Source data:
════

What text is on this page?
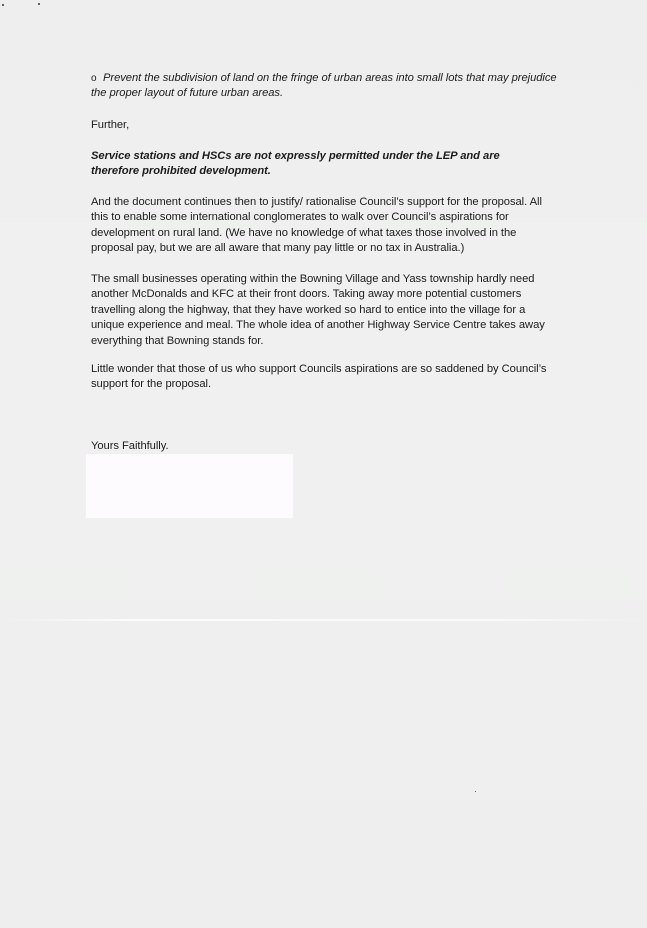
o Prevent the subdivision of land on the fringe of urban areas into small lots that may prejudice the proper layout of future urban areas.
Further,
Service stations and HSCs are not expressly permitted under the LEP and are therefore prohibited development.
And the document continues then to justify/ rationalise Council’s support for the proposal. All this to enable some international conglomerates to walk over Council’s aspirations for development on rural land. (We have no knowledge of what taxes those involved in the proposal pay, but we are all aware that many pay little or no tax in Australia.)
The small businesses operating within the Bowning Village and Yass township hardly need another McDonalds and KFC at their front doors. Taking away more potential customers travelling along the highway, that they have worked so hard to entice into the village for a unique experience and meal. The whole idea of another Highway Service Centre takes away everything that Bowning stands for.
Little wonder that those of us who support Councils aspirations are so saddened by Council’s support for the proposal.
Yours Faithfully.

════

Filter the entries above down to the lines containing the word "aspirations".

# Output of the exercise
And the document continues then to justify/ rationalise Council’s support for the proposal. All this to enable some international conglomerates to walk over Council’s aspirations for development on rural land. (We have no knowledge of what taxes those involved in the proposal pay, but we are all aware that many pay little or no tax in Australia.)
Little wonder that those of us who support Councils aspirations are so saddened by Council’s support for the proposal.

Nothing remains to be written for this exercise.